Arrange the records, from the first line up to and including the line with "wire SW bus — [246, 187, 248, 289]", as a Markdown table with the columns Row and Line. Give each line its row number and leave out blank lines.
Begin
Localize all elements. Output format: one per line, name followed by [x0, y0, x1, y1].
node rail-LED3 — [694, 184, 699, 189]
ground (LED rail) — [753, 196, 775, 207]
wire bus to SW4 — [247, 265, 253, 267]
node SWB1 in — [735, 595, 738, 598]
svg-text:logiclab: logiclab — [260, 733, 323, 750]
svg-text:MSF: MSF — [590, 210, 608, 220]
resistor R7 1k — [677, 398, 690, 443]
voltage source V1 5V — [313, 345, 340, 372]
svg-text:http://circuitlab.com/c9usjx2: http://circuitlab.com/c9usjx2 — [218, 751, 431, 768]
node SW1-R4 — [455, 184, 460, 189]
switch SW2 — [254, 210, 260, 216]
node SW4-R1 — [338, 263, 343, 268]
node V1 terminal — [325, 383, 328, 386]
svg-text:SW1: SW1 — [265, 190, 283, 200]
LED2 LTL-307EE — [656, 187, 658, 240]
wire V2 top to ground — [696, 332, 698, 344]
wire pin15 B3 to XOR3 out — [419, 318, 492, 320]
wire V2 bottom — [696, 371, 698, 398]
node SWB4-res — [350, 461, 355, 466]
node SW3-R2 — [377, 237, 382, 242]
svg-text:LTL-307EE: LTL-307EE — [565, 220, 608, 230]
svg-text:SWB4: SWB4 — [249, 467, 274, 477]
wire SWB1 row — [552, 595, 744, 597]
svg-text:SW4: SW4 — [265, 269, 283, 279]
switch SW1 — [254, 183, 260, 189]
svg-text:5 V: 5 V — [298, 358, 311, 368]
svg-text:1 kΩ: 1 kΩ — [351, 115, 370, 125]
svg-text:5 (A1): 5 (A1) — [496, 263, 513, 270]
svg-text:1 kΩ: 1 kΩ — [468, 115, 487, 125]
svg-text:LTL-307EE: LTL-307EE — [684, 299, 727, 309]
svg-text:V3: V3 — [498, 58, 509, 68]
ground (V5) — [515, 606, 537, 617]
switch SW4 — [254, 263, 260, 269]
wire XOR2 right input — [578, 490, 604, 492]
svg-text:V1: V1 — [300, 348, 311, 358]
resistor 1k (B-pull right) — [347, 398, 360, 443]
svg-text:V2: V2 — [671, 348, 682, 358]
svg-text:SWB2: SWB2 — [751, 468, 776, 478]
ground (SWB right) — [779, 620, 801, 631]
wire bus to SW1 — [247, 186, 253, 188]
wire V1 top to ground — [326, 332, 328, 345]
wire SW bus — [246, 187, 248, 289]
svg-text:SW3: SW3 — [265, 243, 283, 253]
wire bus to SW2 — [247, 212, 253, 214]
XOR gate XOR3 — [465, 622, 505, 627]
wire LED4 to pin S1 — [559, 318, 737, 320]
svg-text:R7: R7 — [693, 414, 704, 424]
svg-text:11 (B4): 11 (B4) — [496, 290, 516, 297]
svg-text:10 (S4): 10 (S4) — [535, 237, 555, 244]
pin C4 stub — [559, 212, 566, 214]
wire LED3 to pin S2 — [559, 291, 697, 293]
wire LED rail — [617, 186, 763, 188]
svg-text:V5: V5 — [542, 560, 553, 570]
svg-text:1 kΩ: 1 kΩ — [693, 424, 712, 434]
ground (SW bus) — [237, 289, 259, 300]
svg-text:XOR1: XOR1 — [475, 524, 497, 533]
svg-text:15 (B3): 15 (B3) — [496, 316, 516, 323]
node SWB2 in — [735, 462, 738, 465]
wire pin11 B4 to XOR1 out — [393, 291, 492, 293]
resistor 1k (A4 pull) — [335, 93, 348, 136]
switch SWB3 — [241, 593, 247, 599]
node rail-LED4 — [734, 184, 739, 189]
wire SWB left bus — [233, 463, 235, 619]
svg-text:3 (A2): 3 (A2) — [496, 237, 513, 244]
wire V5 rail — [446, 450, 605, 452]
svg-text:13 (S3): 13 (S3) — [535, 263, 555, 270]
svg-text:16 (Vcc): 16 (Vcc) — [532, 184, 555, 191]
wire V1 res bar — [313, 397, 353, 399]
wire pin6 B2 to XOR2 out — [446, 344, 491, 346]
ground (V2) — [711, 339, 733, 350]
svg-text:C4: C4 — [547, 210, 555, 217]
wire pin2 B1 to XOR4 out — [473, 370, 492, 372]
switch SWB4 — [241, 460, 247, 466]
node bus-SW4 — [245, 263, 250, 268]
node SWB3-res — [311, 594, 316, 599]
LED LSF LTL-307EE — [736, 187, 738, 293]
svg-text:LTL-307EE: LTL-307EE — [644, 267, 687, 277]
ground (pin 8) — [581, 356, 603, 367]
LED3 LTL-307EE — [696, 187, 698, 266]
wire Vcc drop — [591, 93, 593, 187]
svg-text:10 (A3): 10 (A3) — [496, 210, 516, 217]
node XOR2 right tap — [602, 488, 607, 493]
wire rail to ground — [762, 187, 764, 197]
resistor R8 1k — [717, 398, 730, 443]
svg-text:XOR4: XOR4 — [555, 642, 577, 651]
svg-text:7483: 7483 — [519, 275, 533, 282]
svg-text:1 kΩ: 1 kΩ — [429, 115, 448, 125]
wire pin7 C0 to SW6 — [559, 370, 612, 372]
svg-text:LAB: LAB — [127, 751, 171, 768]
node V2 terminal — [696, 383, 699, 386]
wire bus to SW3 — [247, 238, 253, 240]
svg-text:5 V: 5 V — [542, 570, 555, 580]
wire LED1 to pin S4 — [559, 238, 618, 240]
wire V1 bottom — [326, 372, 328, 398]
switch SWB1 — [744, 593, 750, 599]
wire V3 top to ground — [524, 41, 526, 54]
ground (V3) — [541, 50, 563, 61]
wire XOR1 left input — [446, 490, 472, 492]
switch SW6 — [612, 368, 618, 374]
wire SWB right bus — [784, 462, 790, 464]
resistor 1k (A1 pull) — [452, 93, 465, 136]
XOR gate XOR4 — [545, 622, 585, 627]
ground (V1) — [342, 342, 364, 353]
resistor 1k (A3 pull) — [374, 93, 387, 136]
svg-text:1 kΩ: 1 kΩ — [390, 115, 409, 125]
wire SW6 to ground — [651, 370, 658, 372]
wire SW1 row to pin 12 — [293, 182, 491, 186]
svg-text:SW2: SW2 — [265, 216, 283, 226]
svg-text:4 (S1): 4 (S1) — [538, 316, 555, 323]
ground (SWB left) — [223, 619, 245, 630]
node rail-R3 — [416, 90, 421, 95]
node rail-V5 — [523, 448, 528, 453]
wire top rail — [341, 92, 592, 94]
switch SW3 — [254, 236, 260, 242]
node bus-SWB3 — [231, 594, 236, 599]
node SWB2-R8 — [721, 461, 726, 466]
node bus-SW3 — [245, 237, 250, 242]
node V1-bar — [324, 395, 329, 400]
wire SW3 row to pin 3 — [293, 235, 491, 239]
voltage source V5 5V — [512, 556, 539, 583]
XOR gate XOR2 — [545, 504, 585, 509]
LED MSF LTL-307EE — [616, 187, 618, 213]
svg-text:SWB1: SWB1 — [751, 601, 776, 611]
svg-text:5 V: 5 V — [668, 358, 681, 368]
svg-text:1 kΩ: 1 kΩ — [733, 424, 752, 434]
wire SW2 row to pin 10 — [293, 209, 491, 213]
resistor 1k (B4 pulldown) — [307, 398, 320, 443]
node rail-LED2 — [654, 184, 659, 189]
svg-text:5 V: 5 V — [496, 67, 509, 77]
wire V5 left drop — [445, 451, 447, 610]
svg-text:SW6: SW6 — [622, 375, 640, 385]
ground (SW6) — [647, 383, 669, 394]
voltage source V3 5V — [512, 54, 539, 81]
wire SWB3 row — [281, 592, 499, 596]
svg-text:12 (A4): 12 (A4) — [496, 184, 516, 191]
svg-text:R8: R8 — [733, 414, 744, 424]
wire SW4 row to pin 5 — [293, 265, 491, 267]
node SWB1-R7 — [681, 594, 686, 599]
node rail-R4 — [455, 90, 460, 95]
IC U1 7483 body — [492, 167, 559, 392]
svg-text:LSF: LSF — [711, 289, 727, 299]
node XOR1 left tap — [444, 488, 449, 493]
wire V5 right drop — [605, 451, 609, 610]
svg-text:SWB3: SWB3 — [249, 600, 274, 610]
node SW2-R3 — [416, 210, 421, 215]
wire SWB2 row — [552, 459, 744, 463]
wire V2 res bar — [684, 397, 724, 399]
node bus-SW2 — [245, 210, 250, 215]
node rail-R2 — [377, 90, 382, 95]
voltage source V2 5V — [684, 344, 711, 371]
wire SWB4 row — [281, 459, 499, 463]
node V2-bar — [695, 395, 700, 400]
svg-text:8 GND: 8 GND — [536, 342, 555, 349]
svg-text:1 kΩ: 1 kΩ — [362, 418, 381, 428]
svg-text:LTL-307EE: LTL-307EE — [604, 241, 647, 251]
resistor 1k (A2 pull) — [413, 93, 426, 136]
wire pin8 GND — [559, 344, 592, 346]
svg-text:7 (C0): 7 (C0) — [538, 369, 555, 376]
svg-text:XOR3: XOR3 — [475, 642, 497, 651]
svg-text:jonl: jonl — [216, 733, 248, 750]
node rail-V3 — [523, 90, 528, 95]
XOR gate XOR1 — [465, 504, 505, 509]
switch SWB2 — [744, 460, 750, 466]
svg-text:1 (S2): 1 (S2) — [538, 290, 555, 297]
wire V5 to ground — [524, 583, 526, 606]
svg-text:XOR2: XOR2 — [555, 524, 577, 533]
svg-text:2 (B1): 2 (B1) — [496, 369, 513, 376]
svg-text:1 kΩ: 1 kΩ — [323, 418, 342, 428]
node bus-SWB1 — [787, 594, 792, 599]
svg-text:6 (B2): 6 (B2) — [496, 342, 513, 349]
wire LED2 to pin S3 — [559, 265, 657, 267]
End
* Result
| Row | Line |
|---|---|
| 1 | Localize all elements. Output format: one per line, name followed by [x0, y0, x1, y1]. |
| 2 | node rail-LED3 — [694, 184, 699, 189] |
| 3 | ground (LED rail) — [753, 196, 775, 207] |
| 4 | wire bus to SW4 — [247, 265, 253, 267] |
| 5 | node SWB1 in — [735, 595, 738, 598] |
| 6 | svg-text:logiclab: logiclab — [260, 733, 323, 750] |
| 7 | svg-text:MSF: MSF — [590, 210, 608, 220] |
| 8 | resistor R7 1k — [677, 398, 690, 443] |
| 9 | voltage source V1 5V — [313, 345, 340, 372] |
| 10 | svg-text:http://circuitlab.com/c9usjx2: http://circuitlab.com/c9usjx2 — [218, 751, 431, 768] |
| 11 | node SW1-R4 — [455, 184, 460, 189] |
| 12 | switch SW2 — [254, 210, 260, 216] |
| 13 | node SW4-R1 — [338, 263, 343, 268] |
| 14 | node V1 terminal — [325, 383, 328, 386] |
| 15 | svg-text:SW1: SW1 — [265, 190, 283, 200] |
| 16 | LED2 LTL-307EE — [656, 187, 658, 240] |
| 17 | wire V2 top to ground — [696, 332, 698, 344] |
| 18 | wire pin15 B3 to XOR3 out — [419, 318, 492, 320] |
| 19 | wire V2 bottom — [696, 371, 698, 398] |
| 20 | node SWB4-res — [350, 461, 355, 466] |
| 21 | node SW3-R2 — [377, 237, 382, 242] |
| 22 | svg-text:LTL-307EE: LTL-307EE — [565, 220, 608, 230] |
| 23 | svg-text:SWB4: SWB4 — [249, 467, 274, 477] |
| 24 | wire SWB1 row — [552, 595, 744, 597] |
| 25 | svg-text:SW4: SW4 — [265, 269, 283, 279] |
| 26 | switch SW1 — [254, 183, 260, 189] |
| 27 | svg-text:5 V: 5 V — [298, 358, 311, 368] |
| 28 | svg-text:1 kΩ: 1 kΩ — [351, 115, 370, 125] |
| 29 | svg-text:5 (A1): 5 (A1) — [496, 263, 513, 270] |
| 30 | svg-text:1 kΩ: 1 kΩ — [468, 115, 487, 125] |
| 31 | svg-text:LTL-307EE: LTL-307EE — [684, 299, 727, 309] |
| 32 | svg-text:V3: V3 — [498, 58, 509, 68] |
| 33 | ground (V5) — [515, 606, 537, 617] |
| 34 | switch SW4 — [254, 263, 260, 269] |
| 35 | wire XOR2 right input — [578, 490, 604, 492] |
| 36 | svg-text:V1: V1 — [300, 348, 311, 358] |
| 37 | resistor 1k (B-pull right) — [347, 398, 360, 443] |
| 38 | svg-text:V2: V2 — [671, 348, 682, 358] |
| 39 | svg-text:SWB2: SWB2 — [751, 468, 776, 478] |
| 40 | ground (SWB right) — [779, 620, 801, 631] |
| 41 | wire bus to SW1 — [247, 186, 253, 188] |
| 42 | wire V1 top to ground — [326, 332, 328, 345] |
| 43 | wire SW bus — [246, 187, 248, 289] |